Take the lines from the one with "Convert this screenshot" to the end of the listing, both ends included, and quote them exactly, leaving pictures out.

>>>>>

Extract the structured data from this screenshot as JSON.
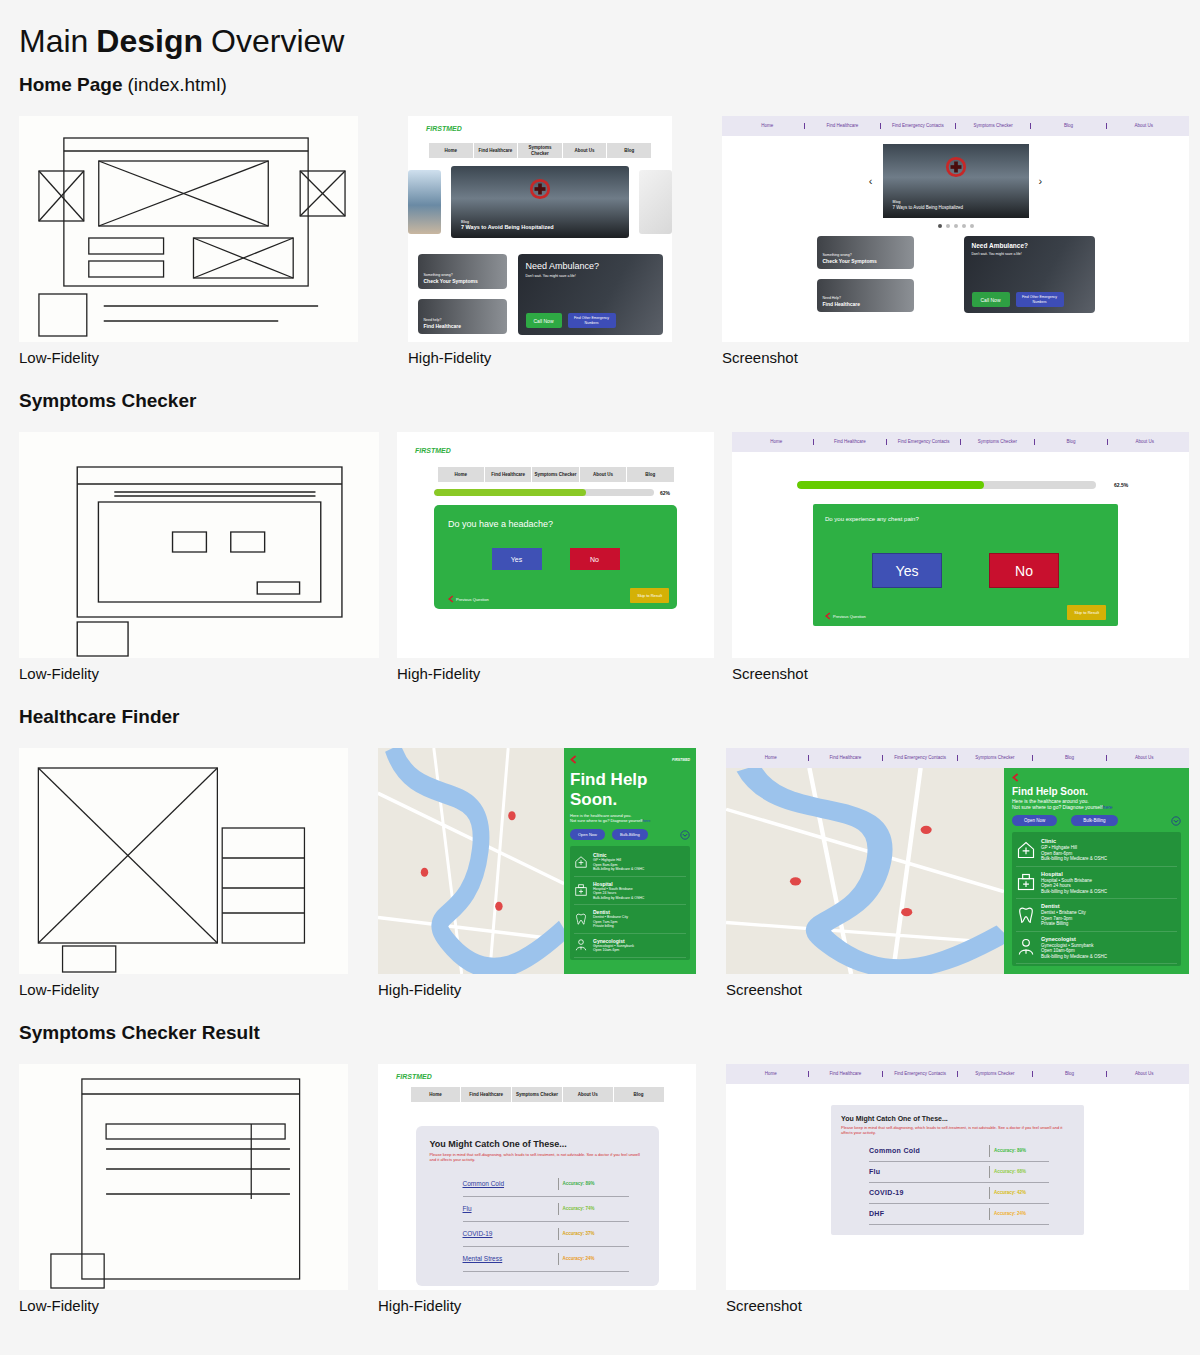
{
  "title": [
    {
      "text": "Main",
      "bold": false
    },
    {
      "text": "Design",
      "bold": true
    },
    {
      "text": "Overview",
      "bold": false
    }
  ],
  "sections": [
    {
      "kind": "home",
      "heading": "Home Page",
      "note": "(index.html)",
      "sketch": {
        "caption": "Low-Fidelity"
      },
      "hifi": {
        "caption": "High-Fidelity",
        "logo": "FIRSTMED",
        "nav": [
          "Home",
          "Find Healthcare",
          "Symptoms Checker",
          "About Us",
          "Blog"
        ],
        "blog_label": "Blog",
        "blog_title": "7 Ways to Avoid Being Hospitalized",
        "cards": [
          {
            "small": "Something wrong?",
            "title": "Check Your Symptoms"
          },
          {
            "small": "Need help?",
            "title": "Find Healthcare"
          }
        ],
        "ambulance": {
          "title": "Need Ambulance?",
          "sub": "Don't wait. You might save a life!",
          "call": "Call Now",
          "other": "Find Other Emergency Numbers"
        }
      },
      "screenshot": {
        "caption": "Screenshot",
        "nav": [
          "Home",
          "Find Healthcare",
          "Find Emergency Contacts",
          "Symptoms Checker",
          "Blog",
          "About Us"
        ],
        "prev": "‹",
        "next": "›",
        "blog_label": "Blog",
        "blog_title": "7 Ways to Avoid Being Hospitalized",
        "dots": [
          {
            "selected": true
          },
          {
            "selected": false
          },
          {
            "selected": false
          },
          {
            "selected": false
          },
          {
            "selected": false
          }
        ],
        "cards": [
          {
            "small": "Something wrong?",
            "title": "Check Your Symptoms"
          },
          {
            "small": "Need Help?",
            "title": "Find Healthcare"
          }
        ],
        "ambulance": {
          "title": "Need Ambulance?",
          "sub": "Don't wait. You might save a life!",
          "call": "Call Now",
          "other": "Find Other Emergency Numbers"
        }
      }
    },
    {
      "kind": "checker",
      "heading": "Symptoms Checker",
      "sketch": {
        "caption": "Low-Fidelity"
      },
      "hifi": {
        "caption": "High-Fidelity",
        "logo": "FIRSTMED",
        "nav": [
          "Home",
          "Find Healthcare",
          "Symptoms Checker",
          "About Us",
          "Blog"
        ],
        "level": 0.69,
        "reading": "62%",
        "question": "Do you have a headache?",
        "yes": "Yes",
        "no": "No",
        "back": "Previous Question",
        "skip": "Skip to Result"
      },
      "screenshot": {
        "caption": "Screenshot",
        "nav": [
          "Home",
          "Find Healthcare",
          "Find Emergency Contacts",
          "Symptoms Checker",
          "Blog",
          "About Us"
        ],
        "level": 0.625,
        "reading": "62.5%",
        "question": "Do you experience any chest pain?",
        "yes": "Yes",
        "no": "No",
        "back": "Previous Question",
        "skip": "Skip to Result"
      }
    },
    {
      "kind": "finder",
      "heading": "Healthcare Finder",
      "sketch": {
        "caption": "Low-Fidelity"
      },
      "hifi": {
        "caption": "High-Fidelity",
        "logo": "FIRSTMED",
        "title": "Find Help Soon.",
        "intro": [
          "Here is the healthcare around you.",
          "Not sure where to go? Diagnose yourself"
        ],
        "link": "here",
        "filters": [
          "Open Now",
          "Bulk-Billing"
        ],
        "places": [
          {
            "kind": "clinic",
            "type": "Clinic",
            "detail": "GP • Highgate Hill",
            "hours": "Open 8am-6pm",
            "billing": "Bulk-billing by Medicare & OSHC"
          },
          {
            "kind": "hospital",
            "type": "Hospital",
            "detail": "Hospital • South Brisbane",
            "hours": "Open 24 hours",
            "billing": "Bulk-billing by Medicare & OSHC"
          },
          {
            "kind": "dentist",
            "type": "Dentist",
            "detail": "Dentist • Brisbane City",
            "hours": "Open 7am-5pm",
            "billing": "Private billing"
          },
          {
            "kind": "gynecologist",
            "type": "Gynecologist",
            "detail": "Gynecologist • Sunnybank",
            "hours": "Open 10am-6pm"
          }
        ]
      },
      "screenshot": {
        "caption": "Screenshot",
        "nav": [
          "Home",
          "Find Healthcare",
          "Find Emergency Contacts",
          "Symptoms Checker",
          "Blog",
          "About Us"
        ],
        "title": "Find Help Soon.",
        "intro": [
          "Here is the healthcare around you.",
          "Not sure where to go? Diagnose yourself"
        ],
        "link": "here",
        "filters": [
          "Open Now",
          "Bulk-Billing"
        ],
        "places": [
          {
            "kind": "clinic",
            "type": "Clinic",
            "detail": "GP • Highgate Hill",
            "hours": "Open 8am-6pm",
            "billing": "Bulk-billing by Medicare & OSHC"
          },
          {
            "kind": "hospital",
            "type": "Hospital",
            "detail": "Hospital • South Brisbane",
            "hours": "Open 24 hours",
            "billing": "Bulk-billing by Medicare & OSHC"
          },
          {
            "kind": "dentist",
            "type": "Dentist",
            "detail": "Dentist • Brisbane City",
            "hours": "Open 7am-3pm",
            "billing": "Private Billing"
          },
          {
            "kind": "gynecologist",
            "type": "Gynecologist",
            "detail": "Gynecologist • Sunnybank",
            "hours": "Open 10am-6pm",
            "billing": "Bulk-billing by Medicare & OSHC"
          }
        ]
      }
    },
    {
      "kind": "result",
      "heading": "Symptoms Checker Result",
      "sketch": {
        "caption": "Low-Fidelity"
      },
      "hifi": {
        "caption": "High-Fidelity",
        "logo": "FIRSTMED",
        "nav": [
          "Home",
          "Find Healthcare",
          "Symptoms Checker",
          "About Us",
          "Blog"
        ],
        "title": "You Might Catch One of These...",
        "warning": "Please keep in mind that self-diagnosing, which leads to self-treatment, is not advisable. See a doctor if you feel unwell and it affects your activity.",
        "results": [
          {
            "name": "Common Cold",
            "accuracy": "Accuracy: 89%",
            "color": "#3fae49"
          },
          {
            "name": "Flu",
            "accuracy": "Accuracy: 74%",
            "color": "#7cbf3a"
          },
          {
            "name": "COVID-19",
            "accuracy": "Accuracy: 37%",
            "color": "#d9a414"
          },
          {
            "name": "Mental Stress",
            "accuracy": "Accuracy: 24%",
            "color": "#e89a1c"
          }
        ]
      },
      "screenshot": {
        "caption": "Screenshot",
        "nav": [
          "Home",
          "Find Healthcare",
          "Find Emergency Contacts",
          "Symptoms Checker",
          "Blog",
          "About Us"
        ],
        "title": "You Might Catch One of These...",
        "warning": "Please keep in mind that self-diagnosing, which leads to self-treatment, is not advisable. See a doctor if you feel unwell and it affects your activity.",
        "results": [
          {
            "name": "Common Cold",
            "accuracy": "Accuracy: 89%",
            "color": "#3dbb3d"
          },
          {
            "name": "Flu",
            "accuracy": "Accuracy: 68%",
            "color": "#8fcc3f"
          },
          {
            "name": "COVID-19",
            "accuracy": "Accuracy: 42%",
            "color": "#d8bc10"
          },
          {
            "name": "DHF",
            "accuracy": "Accuracy: 24%",
            "color": "#f0b02a"
          }
        ]
      }
    }
  ]
}
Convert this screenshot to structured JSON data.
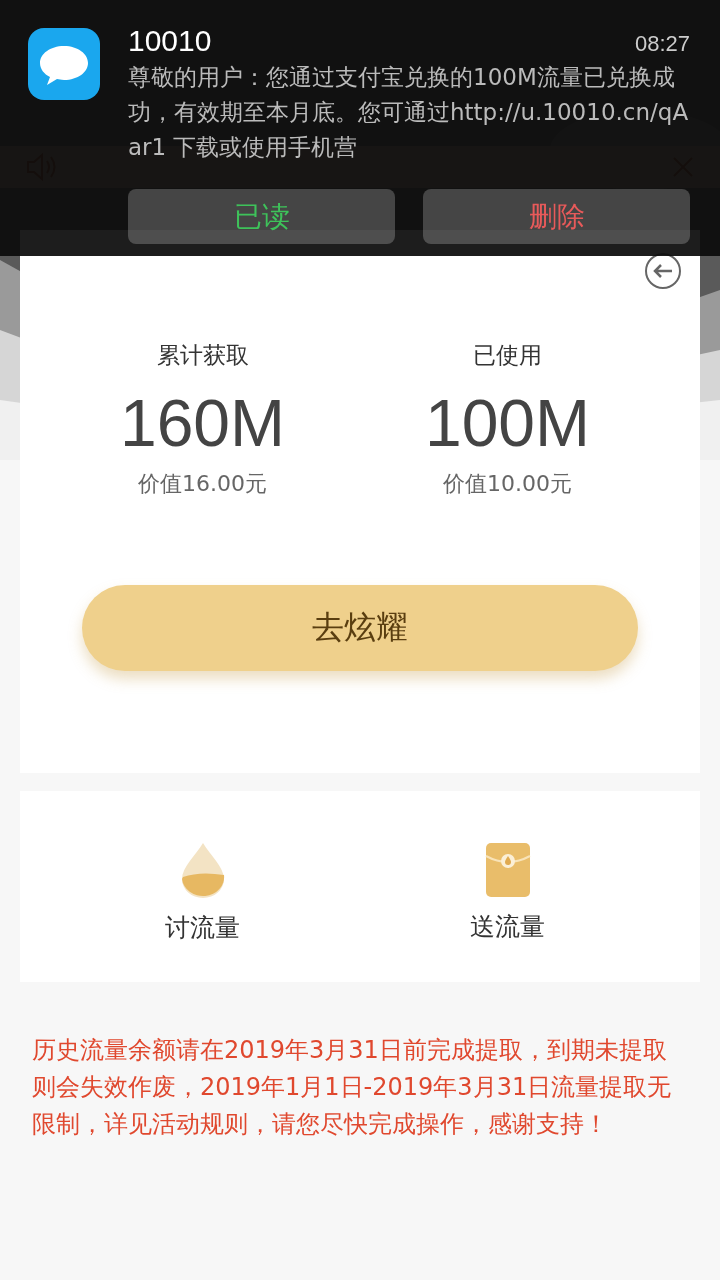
{
  "notification": {
    "sender": "10010",
    "time": "08:27",
    "message": "尊敬的用户：您通过支付宝兑换的100M流量已兑换成功，有效期至本月底。您可通过http://u.10010.cn/qAar1 下载或使用手机营",
    "actions": [
      {
        "label": "已读",
        "kind": "read"
      },
      {
        "label": "删除",
        "kind": "delete"
      }
    ]
  },
  "stats": [
    {
      "label": "累计获取",
      "value": "160M",
      "worth": "价值16.00元"
    },
    {
      "label": "已使用",
      "value": "100M",
      "worth": "价值10.00元"
    }
  ],
  "show_off_button": "去炫耀",
  "actions": [
    {
      "label": "讨流量",
      "kind": "drop"
    },
    {
      "label": "送流量",
      "kind": "envelope"
    }
  ],
  "notice": "历史流量余额请在2019年3月31日前完成提取，到期未提取则会失效作废，2019年1月1日-2019年3月31日流量提取无限制，详见活动规则，请您尽快完成操作，感谢支持！"
}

<<<<<

EXERCISE ANSWER
Convert this screenshot to structured JSON data.
{
  "notification": {
    "sender": "10010",
    "time": "08:27",
    "message": "尊敬的用户：您通过支付宝兑换的100M流量已兑换成功，有效期至本月底。您可通过http://u.10010.cn/qAar1 下载或使用手机营",
    "actions": [
      {
        "label": "已读",
        "kind": "read"
      },
      {
        "label": "删除",
        "kind": "delete"
      }
    ]
  },
  "stats": [
    {
      "label": "累计获取",
      "value": "160M",
      "worth": "价值16.00元"
    },
    {
      "label": "已使用",
      "value": "100M",
      "worth": "价值10.00元"
    }
  ],
  "show_off_button": "去炫耀",
  "actions": [
    {
      "label": "讨流量",
      "kind": "drop"
    },
    {
      "label": "送流量",
      "kind": "envelope"
    }
  ],
  "notice": "历史流量余额请在2019年3月31日前完成提取，到期未提取则会失效作废，2019年1月1日-2019年3月31日流量提取无限制，详见活动规则，请您尽快完成操作，感谢支持！"
}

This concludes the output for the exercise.